• What is needed:
Only lines with the string "right" matter here; gather them from the material below.

## start

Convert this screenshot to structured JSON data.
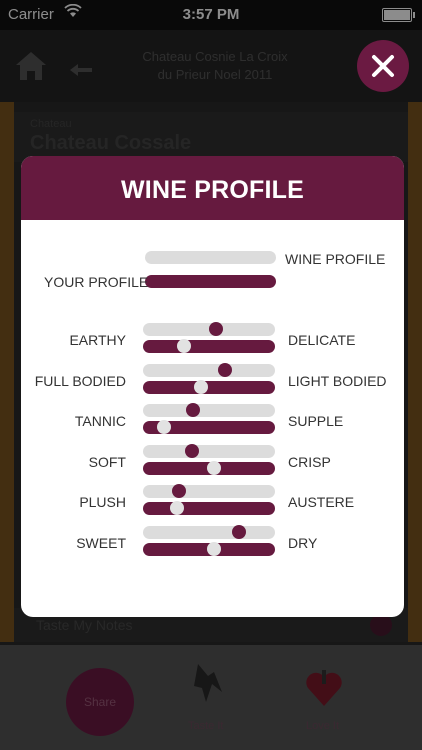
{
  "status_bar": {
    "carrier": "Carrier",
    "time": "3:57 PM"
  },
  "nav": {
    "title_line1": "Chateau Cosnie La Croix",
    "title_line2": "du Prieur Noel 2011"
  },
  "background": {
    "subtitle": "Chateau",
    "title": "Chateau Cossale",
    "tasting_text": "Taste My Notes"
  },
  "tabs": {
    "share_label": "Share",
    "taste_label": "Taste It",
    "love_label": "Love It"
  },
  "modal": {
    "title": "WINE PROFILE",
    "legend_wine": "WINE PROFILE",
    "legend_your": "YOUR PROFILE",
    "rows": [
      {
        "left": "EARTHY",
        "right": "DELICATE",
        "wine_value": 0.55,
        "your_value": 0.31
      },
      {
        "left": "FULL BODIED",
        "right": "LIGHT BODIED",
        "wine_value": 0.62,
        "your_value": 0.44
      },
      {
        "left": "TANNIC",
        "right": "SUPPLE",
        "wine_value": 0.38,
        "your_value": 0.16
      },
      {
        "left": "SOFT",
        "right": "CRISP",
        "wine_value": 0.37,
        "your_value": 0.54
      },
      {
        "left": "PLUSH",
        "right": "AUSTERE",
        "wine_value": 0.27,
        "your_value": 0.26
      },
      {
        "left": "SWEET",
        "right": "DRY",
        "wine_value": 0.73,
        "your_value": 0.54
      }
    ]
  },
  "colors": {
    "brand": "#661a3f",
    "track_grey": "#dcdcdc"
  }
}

## end
## start

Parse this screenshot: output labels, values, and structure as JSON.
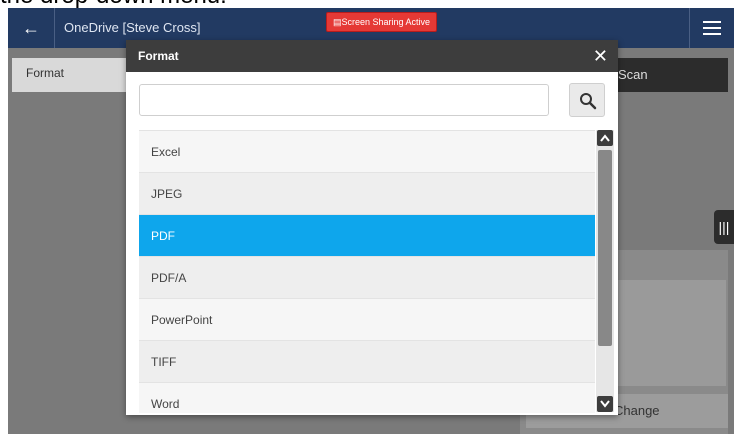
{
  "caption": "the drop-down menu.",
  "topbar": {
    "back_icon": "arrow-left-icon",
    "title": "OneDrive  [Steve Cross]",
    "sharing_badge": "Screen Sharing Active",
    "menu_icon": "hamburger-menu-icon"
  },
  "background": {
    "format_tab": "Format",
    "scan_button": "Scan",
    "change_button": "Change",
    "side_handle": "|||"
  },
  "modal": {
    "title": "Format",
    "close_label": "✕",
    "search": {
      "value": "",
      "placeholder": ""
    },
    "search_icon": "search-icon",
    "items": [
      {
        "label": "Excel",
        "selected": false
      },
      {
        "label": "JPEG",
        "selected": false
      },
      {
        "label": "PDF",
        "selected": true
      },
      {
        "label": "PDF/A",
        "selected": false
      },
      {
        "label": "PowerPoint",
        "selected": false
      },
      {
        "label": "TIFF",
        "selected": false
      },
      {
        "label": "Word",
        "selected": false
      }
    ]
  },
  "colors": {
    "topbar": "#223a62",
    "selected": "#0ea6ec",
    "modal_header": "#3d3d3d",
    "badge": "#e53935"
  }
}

## end

• Answer below:
        "right": "DELICATE",
        "right": "LIGHT BODIED",
        "right": "SUPPLE",
        "right": "CRISP",
        "right": "AUSTERE",
        "right": "DRY",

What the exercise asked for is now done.